▶ TRECHO DO DOCUMENTO
Certifico que a Turma Regional suplementar de Santa Catarina, ao apreciar os autos do processo em epígrafe, proferiu a seguinte decisão:
A TURMA REGIONAL SUPLEMENTAR DE SANTA CATARINA DECIDIU, POR UNANIMIDADE, DE OFÍCIO, (A) FIXAR O CRITÉRIO DE CORREÇÃO MONETÁRIA CONFORME DECISÃO DO STF NO TEMA Nº 810 E DO STJ NO TEMA Nº 905 E (B) DECLARAR A NULIDADE PARCIAL DA SENTENÇA CITRA PETITA, QUANTO À VERBA HONORÁRIA; E DAR PARCIAL PROVIMENTO À APELAÇÃO DO INSS.

▶ INFORMAÇÕES FORNECIDAS

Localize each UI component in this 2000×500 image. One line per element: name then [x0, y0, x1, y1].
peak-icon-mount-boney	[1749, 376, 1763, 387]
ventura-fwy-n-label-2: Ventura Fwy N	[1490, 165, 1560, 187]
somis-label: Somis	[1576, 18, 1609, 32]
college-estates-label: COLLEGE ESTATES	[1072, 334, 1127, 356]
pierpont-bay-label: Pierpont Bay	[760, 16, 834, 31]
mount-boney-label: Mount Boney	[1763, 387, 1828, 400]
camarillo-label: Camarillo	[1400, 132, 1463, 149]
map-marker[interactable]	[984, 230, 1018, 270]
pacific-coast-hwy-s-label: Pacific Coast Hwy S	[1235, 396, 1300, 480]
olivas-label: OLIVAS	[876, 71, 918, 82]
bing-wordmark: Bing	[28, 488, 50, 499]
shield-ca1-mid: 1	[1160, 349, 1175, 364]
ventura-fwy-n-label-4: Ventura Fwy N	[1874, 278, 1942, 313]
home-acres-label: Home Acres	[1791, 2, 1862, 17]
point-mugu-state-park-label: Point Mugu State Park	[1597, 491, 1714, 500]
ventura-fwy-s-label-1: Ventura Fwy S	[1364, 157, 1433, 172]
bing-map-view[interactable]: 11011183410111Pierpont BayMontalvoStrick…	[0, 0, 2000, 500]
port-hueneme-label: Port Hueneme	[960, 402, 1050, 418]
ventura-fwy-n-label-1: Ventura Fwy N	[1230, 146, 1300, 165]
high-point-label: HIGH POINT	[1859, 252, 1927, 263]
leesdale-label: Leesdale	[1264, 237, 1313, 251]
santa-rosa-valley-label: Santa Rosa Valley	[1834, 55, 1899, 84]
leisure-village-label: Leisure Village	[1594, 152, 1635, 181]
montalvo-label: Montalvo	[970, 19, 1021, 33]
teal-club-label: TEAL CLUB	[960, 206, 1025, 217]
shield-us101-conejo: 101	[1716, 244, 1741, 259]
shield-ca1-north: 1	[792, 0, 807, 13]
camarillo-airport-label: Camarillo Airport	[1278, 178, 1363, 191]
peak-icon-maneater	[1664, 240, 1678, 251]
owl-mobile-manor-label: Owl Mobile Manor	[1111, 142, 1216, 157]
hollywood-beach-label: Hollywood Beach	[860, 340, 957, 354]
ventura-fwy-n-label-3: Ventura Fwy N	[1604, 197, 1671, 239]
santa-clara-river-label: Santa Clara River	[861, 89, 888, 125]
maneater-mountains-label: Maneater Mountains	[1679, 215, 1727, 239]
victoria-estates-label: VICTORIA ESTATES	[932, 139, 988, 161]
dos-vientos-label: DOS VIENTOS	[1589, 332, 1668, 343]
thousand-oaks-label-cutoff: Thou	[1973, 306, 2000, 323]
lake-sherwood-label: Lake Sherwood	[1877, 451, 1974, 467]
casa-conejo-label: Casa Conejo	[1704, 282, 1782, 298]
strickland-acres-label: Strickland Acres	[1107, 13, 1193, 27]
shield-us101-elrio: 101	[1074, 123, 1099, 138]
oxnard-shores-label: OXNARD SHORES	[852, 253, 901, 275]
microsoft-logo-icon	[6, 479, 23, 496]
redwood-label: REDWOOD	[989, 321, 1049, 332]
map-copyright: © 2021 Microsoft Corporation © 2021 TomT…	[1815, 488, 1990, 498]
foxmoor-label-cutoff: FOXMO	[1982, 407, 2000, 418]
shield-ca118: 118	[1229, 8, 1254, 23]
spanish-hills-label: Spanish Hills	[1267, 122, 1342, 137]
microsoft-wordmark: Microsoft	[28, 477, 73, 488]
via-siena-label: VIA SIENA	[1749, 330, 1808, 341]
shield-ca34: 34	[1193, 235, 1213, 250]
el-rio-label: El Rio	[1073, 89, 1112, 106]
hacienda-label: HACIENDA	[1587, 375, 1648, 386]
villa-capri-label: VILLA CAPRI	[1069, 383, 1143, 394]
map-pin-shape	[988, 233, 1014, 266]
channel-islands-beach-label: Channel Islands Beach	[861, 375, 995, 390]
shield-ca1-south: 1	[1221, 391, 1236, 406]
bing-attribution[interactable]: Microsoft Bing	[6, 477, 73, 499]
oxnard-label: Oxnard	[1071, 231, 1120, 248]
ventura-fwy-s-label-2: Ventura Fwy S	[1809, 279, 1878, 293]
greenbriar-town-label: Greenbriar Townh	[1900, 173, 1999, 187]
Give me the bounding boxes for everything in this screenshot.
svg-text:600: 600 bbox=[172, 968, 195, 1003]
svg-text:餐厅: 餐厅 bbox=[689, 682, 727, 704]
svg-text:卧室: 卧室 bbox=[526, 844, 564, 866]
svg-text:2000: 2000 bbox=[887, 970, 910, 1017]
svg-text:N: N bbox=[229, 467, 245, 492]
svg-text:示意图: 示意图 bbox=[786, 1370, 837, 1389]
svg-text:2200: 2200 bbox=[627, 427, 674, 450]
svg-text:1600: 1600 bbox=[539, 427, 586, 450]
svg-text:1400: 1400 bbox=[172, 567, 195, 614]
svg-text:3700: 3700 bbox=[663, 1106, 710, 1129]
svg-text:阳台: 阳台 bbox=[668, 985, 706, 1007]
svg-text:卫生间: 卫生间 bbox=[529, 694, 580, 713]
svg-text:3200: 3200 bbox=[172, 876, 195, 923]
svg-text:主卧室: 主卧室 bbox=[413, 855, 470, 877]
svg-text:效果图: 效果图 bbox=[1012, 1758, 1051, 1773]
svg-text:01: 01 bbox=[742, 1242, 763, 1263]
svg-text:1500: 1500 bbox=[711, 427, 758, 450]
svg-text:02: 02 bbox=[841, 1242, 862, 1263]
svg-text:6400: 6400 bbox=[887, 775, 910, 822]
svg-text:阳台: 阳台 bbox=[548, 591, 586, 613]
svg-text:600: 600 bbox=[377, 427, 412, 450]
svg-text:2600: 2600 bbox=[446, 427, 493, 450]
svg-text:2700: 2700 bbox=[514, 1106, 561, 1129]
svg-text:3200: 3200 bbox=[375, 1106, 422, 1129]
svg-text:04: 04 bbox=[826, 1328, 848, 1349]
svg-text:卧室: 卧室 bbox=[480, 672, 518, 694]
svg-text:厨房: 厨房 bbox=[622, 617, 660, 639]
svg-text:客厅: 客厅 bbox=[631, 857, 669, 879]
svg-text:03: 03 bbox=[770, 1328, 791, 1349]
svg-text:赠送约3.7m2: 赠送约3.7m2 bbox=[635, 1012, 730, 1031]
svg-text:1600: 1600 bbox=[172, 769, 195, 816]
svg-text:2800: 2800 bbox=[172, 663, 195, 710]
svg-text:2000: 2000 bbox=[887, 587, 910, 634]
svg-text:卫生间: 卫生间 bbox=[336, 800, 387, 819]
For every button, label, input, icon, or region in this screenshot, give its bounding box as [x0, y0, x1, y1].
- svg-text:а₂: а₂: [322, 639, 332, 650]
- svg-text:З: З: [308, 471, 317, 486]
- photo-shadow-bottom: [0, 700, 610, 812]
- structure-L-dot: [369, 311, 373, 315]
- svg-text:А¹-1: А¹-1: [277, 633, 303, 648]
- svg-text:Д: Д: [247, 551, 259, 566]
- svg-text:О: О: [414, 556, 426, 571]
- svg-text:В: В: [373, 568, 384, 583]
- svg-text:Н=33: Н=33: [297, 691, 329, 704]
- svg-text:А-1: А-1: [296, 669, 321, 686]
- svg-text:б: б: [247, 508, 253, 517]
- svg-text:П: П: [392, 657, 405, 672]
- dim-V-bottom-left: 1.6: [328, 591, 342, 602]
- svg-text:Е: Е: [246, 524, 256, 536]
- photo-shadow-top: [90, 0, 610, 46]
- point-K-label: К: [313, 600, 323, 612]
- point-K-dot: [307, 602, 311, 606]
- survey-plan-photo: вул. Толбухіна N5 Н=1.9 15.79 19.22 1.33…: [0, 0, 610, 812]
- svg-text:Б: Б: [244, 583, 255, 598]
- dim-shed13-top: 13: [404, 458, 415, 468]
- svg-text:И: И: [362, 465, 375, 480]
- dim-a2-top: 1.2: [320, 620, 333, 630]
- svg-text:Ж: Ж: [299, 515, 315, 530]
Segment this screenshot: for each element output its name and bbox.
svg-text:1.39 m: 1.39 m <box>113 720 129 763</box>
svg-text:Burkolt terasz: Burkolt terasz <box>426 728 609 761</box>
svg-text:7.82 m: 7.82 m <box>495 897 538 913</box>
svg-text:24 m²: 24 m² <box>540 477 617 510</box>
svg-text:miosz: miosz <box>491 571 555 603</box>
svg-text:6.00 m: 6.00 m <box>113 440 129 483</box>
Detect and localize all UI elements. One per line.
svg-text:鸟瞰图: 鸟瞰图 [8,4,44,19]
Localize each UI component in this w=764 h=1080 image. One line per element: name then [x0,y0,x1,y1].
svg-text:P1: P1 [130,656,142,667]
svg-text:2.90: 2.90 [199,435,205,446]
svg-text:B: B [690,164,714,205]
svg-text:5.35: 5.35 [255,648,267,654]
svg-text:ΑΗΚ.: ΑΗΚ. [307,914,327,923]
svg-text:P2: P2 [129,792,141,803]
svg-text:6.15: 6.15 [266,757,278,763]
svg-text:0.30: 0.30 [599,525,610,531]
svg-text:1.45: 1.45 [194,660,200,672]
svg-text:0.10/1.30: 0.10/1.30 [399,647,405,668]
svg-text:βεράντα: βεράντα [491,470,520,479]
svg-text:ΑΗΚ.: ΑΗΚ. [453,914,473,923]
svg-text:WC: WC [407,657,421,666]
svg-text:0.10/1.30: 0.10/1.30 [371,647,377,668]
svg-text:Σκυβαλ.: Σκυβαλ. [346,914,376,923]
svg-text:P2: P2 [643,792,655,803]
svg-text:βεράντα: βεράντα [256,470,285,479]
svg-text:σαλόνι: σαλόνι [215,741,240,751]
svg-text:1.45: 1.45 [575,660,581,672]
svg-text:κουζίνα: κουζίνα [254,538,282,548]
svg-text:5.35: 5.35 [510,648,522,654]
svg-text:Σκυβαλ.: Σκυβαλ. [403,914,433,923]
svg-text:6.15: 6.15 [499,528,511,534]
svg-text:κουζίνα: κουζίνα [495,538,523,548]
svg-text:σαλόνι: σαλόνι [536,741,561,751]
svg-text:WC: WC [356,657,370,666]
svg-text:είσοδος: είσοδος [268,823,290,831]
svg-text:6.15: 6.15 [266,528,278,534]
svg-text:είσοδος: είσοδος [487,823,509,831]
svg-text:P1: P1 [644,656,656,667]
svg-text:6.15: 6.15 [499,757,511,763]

▶ REQUISITO 1
Transcreva da certidão de julgamento tudo o que vai de "Certifico que a" até "APELAÇÃO DO INSS.".
▶ REQUISITO 2
Continue a certidão de julgamento a partir do ponto em que ela termina.

▶ RESPOSTA DO EXERCÍCIO 1
Certifico que a Turma Regional suplementar de Santa Catarina, ao apreciar os autos do processo em epígrafe, proferiu a seguinte decisão:
A TURMA REGIONAL SUPLEMENTAR DE SANTA CATARINA DECIDIU, POR UNANIMIDADE, DE OFÍCIO, (A) FIXAR O CRITÉRIO DE CORREÇÃO MONETÁRIA CONFORME DECISÃO DO STF NO TEMA Nº 810 E DO STJ NO TEMA Nº 905 E (B) DECLARAR A NULIDADE PARCIAL DA SENTENÇA CITRA PETITA, QUANTO À VERBA HONORÁRIA; E DAR PARCIAL PROVIMENTO À APELAÇÃO DO INSS.

▶ RESPOSTA DO EXERCÍCIO 2
RELATOR DO ACÓRDÃO: Desembargador Federal PAULO AFONSO BRUM VAZ
Votante: Desembargador Federal PAULO AFONSO BRUM VAZ
Votante: Desembargador Federal CELSO KIPPER
Votante: Desembargador Federal SEBASTIÃO OGÊ MUNIZ
ANA CAROLINA GAMBA BERNARDES
Secretária
Conferência de autenticidade emitida em 07/07/2020 21:12:11.